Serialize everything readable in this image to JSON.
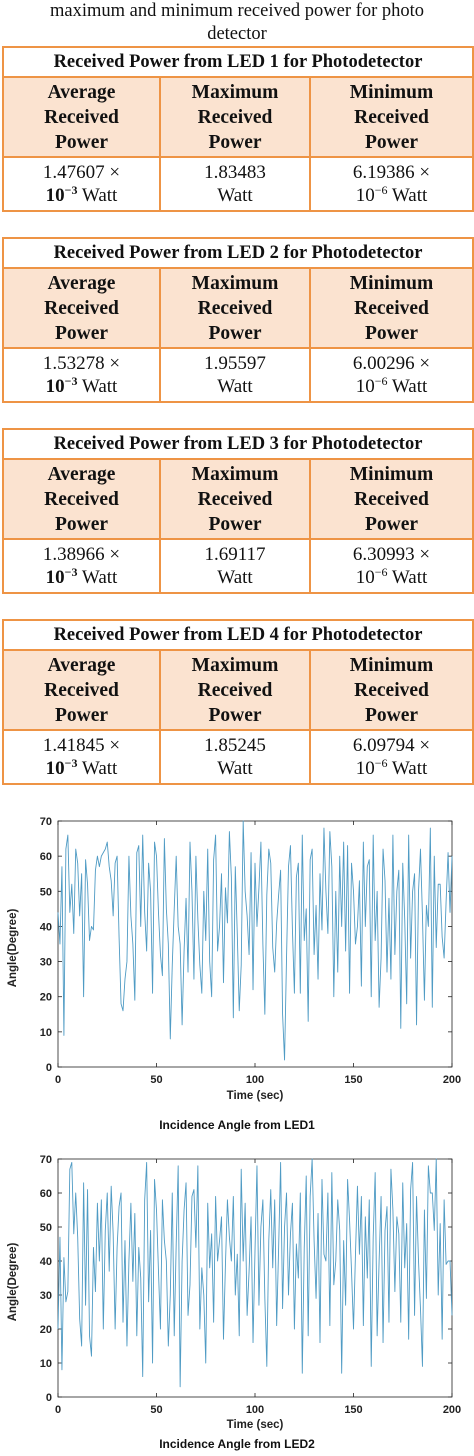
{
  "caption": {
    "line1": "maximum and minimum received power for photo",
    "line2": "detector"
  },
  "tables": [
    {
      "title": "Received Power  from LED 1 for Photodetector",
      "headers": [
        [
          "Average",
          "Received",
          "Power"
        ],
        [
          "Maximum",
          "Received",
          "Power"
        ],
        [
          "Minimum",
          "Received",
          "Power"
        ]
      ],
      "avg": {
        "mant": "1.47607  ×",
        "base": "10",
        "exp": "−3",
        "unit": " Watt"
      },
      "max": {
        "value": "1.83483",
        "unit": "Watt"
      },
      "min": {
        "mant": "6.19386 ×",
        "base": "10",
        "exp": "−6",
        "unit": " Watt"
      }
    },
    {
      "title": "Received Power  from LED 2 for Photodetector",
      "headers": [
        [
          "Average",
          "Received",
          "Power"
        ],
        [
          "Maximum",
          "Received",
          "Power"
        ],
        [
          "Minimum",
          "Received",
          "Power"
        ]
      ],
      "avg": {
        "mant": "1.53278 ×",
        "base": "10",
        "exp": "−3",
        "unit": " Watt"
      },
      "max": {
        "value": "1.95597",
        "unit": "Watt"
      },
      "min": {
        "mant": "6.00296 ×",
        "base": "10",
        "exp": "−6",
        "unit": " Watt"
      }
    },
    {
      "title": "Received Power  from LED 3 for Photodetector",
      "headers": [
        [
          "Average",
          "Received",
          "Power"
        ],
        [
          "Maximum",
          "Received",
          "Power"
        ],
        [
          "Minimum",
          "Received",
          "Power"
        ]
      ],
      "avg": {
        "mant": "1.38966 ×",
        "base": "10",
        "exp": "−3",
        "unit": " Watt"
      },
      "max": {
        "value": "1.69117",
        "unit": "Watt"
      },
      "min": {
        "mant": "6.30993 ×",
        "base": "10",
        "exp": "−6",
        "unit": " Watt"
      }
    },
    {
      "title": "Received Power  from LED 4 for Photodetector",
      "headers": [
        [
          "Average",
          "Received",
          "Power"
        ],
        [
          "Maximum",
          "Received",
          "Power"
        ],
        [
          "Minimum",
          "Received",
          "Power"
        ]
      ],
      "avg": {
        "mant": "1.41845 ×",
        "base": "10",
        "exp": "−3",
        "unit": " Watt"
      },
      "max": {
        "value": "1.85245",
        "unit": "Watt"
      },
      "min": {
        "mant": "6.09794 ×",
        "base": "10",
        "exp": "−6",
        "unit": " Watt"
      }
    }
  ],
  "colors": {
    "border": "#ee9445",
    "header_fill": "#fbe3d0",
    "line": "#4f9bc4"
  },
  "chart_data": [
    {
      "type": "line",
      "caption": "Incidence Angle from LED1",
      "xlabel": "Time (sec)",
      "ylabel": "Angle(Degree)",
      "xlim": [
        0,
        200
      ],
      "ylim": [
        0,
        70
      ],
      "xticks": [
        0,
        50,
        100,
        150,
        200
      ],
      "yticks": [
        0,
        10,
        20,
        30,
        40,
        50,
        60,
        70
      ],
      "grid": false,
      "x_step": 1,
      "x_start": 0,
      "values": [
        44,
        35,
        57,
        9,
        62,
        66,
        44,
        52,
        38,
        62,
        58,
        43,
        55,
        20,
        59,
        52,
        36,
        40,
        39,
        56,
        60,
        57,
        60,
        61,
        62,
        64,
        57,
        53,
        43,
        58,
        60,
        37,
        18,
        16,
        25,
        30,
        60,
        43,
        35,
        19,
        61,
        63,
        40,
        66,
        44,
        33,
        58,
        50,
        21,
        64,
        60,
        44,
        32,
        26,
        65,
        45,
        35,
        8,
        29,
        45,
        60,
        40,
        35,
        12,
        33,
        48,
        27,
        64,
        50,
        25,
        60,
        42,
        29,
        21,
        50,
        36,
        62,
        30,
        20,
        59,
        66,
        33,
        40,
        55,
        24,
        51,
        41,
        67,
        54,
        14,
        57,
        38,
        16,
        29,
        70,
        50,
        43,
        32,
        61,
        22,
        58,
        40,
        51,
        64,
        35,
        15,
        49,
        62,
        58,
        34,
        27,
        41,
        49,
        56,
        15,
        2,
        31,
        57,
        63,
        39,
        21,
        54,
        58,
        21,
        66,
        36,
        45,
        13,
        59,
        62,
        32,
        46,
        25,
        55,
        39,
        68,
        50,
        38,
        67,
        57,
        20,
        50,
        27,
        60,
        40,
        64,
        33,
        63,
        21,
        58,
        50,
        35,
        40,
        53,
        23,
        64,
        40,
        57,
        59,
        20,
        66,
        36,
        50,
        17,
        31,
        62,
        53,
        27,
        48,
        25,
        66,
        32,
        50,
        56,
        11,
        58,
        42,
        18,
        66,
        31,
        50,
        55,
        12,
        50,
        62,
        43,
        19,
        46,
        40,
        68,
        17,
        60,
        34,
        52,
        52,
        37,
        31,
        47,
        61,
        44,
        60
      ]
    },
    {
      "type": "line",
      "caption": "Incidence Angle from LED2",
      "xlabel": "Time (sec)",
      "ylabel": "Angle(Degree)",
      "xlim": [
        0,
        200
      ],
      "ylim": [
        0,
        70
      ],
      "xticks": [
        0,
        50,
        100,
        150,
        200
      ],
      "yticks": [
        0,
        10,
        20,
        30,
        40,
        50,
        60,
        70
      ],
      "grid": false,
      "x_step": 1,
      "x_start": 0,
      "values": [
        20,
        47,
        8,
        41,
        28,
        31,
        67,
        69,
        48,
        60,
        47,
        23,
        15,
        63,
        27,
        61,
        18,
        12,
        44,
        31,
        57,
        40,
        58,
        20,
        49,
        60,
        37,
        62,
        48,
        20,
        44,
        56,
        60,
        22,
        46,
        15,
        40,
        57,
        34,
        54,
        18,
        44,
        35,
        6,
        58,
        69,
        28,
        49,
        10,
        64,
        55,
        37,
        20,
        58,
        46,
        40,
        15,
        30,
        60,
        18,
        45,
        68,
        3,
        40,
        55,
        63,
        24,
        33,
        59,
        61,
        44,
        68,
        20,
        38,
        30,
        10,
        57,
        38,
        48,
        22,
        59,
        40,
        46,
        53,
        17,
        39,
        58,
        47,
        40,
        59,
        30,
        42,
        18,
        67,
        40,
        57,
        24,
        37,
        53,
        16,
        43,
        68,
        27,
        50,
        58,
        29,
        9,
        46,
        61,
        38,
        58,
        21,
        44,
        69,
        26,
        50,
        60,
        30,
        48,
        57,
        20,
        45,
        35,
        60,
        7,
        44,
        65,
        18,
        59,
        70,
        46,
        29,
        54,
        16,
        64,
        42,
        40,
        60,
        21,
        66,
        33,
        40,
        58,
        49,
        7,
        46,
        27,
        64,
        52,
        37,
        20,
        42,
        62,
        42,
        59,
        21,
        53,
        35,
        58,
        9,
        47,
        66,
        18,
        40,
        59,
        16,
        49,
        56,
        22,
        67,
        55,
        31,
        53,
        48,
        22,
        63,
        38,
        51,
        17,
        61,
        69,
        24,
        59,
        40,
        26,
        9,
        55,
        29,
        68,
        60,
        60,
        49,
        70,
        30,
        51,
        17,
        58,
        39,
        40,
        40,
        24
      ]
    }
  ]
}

§

▶ Exercise: Write the entries above out in full, exactly, with no images.

▶ Reply to the task:
Serialize everything readable in this image to JSON.
{
  "caption": {
    "line1": "maximum and minimum received power for photo",
    "line2": "detector"
  },
  "tables": [
    {
      "title": "Received Power  from LED 1 for Photodetector",
      "headers": [
        [
          "Average",
          "Received",
          "Power"
        ],
        [
          "Maximum",
          "Received",
          "Power"
        ],
        [
          "Minimum",
          "Received",
          "Power"
        ]
      ],
      "avg": {
        "mant": "1.47607  ×",
        "base": "10",
        "exp": "−3",
        "unit": " Watt"
      },
      "max": {
        "value": "1.83483",
        "unit": "Watt"
      },
      "min": {
        "mant": "6.19386 ×",
        "base": "10",
        "exp": "−6",
        "unit": " Watt"
      }
    },
    {
      "title": "Received Power  from LED 2 for Photodetector",
      "headers": [
        [
          "Average",
          "Received",
          "Power"
        ],
        [
          "Maximum",
          "Received",
          "Power"
        ],
        [
          "Minimum",
          "Received",
          "Power"
        ]
      ],
      "avg": {
        "mant": "1.53278 ×",
        "base": "10",
        "exp": "−3",
        "unit": " Watt"
      },
      "max": {
        "value": "1.95597",
        "unit": "Watt"
      },
      "min": {
        "mant": "6.00296 ×",
        "base": "10",
        "exp": "−6",
        "unit": " Watt"
      }
    },
    {
      "title": "Received Power  from LED 3 for Photodetector",
      "headers": [
        [
          "Average",
          "Received",
          "Power"
        ],
        [
          "Maximum",
          "Received",
          "Power"
        ],
        [
          "Minimum",
          "Received",
          "Power"
        ]
      ],
      "avg": {
        "mant": "1.38966 ×",
        "base": "10",
        "exp": "−3",
        "unit": " Watt"
      },
      "max": {
        "value": "1.69117",
        "unit": "Watt"
      },
      "min": {
        "mant": "6.30993 ×",
        "base": "10",
        "exp": "−6",
        "unit": " Watt"
      }
    },
    {
      "title": "Received Power  from LED 4 for Photodetector",
      "headers": [
        [
          "Average",
          "Received",
          "Power"
        ],
        [
          "Maximum",
          "Received",
          "Power"
        ],
        [
          "Minimum",
          "Received",
          "Power"
        ]
      ],
      "avg": {
        "mant": "1.41845 ×",
        "base": "10",
        "exp": "−3",
        "unit": " Watt"
      },
      "max": {
        "value": "1.85245",
        "unit": "Watt"
      },
      "min": {
        "mant": "6.09794 ×",
        "base": "10",
        "exp": "−6",
        "unit": " Watt"
      }
    }
  ],
  "colors": {
    "border": "#ee9445",
    "header_fill": "#fbe3d0",
    "line": "#4f9bc4"
  },
  "chart_data": [
    {
      "type": "line",
      "caption": "Incidence Angle from LED1",
      "xlabel": "Time (sec)",
      "ylabel": "Angle(Degree)",
      "xlim": [
        0,
        200
      ],
      "ylim": [
        0,
        70
      ],
      "xticks": [
        0,
        50,
        100,
        150,
        200
      ],
      "yticks": [
        0,
        10,
        20,
        30,
        40,
        50,
        60,
        70
      ],
      "grid": false,
      "x_step": 1,
      "x_start": 0,
      "values": [
        44,
        35,
        57,
        9,
        62,
        66,
        44,
        52,
        38,
        62,
        58,
        43,
        55,
        20,
        59,
        52,
        36,
        40,
        39,
        56,
        60,
        57,
        60,
        61,
        62,
        64,
        57,
        53,
        43,
        58,
        60,
        37,
        18,
        16,
        25,
        30,
        60,
        43,
        35,
        19,
        61,
        63,
        40,
        66,
        44,
        33,
        58,
        50,
        21,
        64,
        60,
        44,
        32,
        26,
        65,
        45,
        35,
        8,
        29,
        45,
        60,
        40,
        35,
        12,
        33,
        48,
        27,
        64,
        50,
        25,
        60,
        42,
        29,
        21,
        50,
        36,
        62,
        30,
        20,
        59,
        66,
        33,
        40,
        55,
        24,
        51,
        41,
        67,
        54,
        14,
        57,
        38,
        16,
        29,
        70,
        50,
        43,
        32,
        61,
        22,
        58,
        40,
        51,
        64,
        35,
        15,
        49,
        62,
        58,
        34,
        27,
        41,
        49,
        56,
        15,
        2,
        31,
        57,
        63,
        39,
        21,
        54,
        58,
        21,
        66,
        36,
        45,
        13,
        59,
        62,
        32,
        46,
        25,
        55,
        39,
        68,
        50,
        38,
        67,
        57,
        20,
        50,
        27,
        60,
        40,
        64,
        33,
        63,
        21,
        58,
        50,
        35,
        40,
        53,
        23,
        64,
        40,
        57,
        59,
        20,
        66,
        36,
        50,
        17,
        31,
        62,
        53,
        27,
        48,
        25,
        66,
        32,
        50,
        56,
        11,
        58,
        42,
        18,
        66,
        31,
        50,
        55,
        12,
        50,
        62,
        43,
        19,
        46,
        40,
        68,
        17,
        60,
        34,
        52,
        52,
        37,
        31,
        47,
        61,
        44,
        60
      ]
    },
    {
      "type": "line",
      "caption": "Incidence Angle from LED2",
      "xlabel": "Time (sec)",
      "ylabel": "Angle(Degree)",
      "xlim": [
        0,
        200
      ],
      "ylim": [
        0,
        70
      ],
      "xticks": [
        0,
        50,
        100,
        150,
        200
      ],
      "yticks": [
        0,
        10,
        20,
        30,
        40,
        50,
        60,
        70
      ],
      "grid": false,
      "x_step": 1,
      "x_start": 0,
      "values": [
        20,
        47,
        8,
        41,
        28,
        31,
        67,
        69,
        48,
        60,
        47,
        23,
        15,
        63,
        27,
        61,
        18,
        12,
        44,
        31,
        57,
        40,
        58,
        20,
        49,
        60,
        37,
        62,
        48,
        20,
        44,
        56,
        60,
        22,
        46,
        15,
        40,
        57,
        34,
        54,
        18,
        44,
        35,
        6,
        58,
        69,
        28,
        49,
        10,
        64,
        55,
        37,
        20,
        58,
        46,
        40,
        15,
        30,
        60,
        18,
        45,
        68,
        3,
        40,
        55,
        63,
        24,
        33,
        59,
        61,
        44,
        68,
        20,
        38,
        30,
        10,
        57,
        38,
        48,
        22,
        59,
        40,
        46,
        53,
        17,
        39,
        58,
        47,
        40,
        59,
        30,
        42,
        18,
        67,
        40,
        57,
        24,
        37,
        53,
        16,
        43,
        68,
        27,
        50,
        58,
        29,
        9,
        46,
        61,
        38,
        58,
        21,
        44,
        69,
        26,
        50,
        60,
        30,
        48,
        57,
        20,
        45,
        35,
        60,
        7,
        44,
        65,
        18,
        59,
        70,
        46,
        29,
        54,
        16,
        64,
        42,
        40,
        60,
        21,
        66,
        33,
        40,
        58,
        49,
        7,
        46,
        27,
        64,
        52,
        37,
        20,
        42,
        62,
        42,
        59,
        21,
        53,
        35,
        58,
        9,
        47,
        66,
        18,
        40,
        59,
        16,
        49,
        56,
        22,
        67,
        55,
        31,
        53,
        48,
        22,
        63,
        38,
        51,
        17,
        61,
        69,
        24,
        59,
        40,
        26,
        9,
        55,
        29,
        68,
        60,
        60,
        49,
        70,
        30,
        51,
        17,
        58,
        39,
        40,
        40,
        24
      ]
    }
  ]
}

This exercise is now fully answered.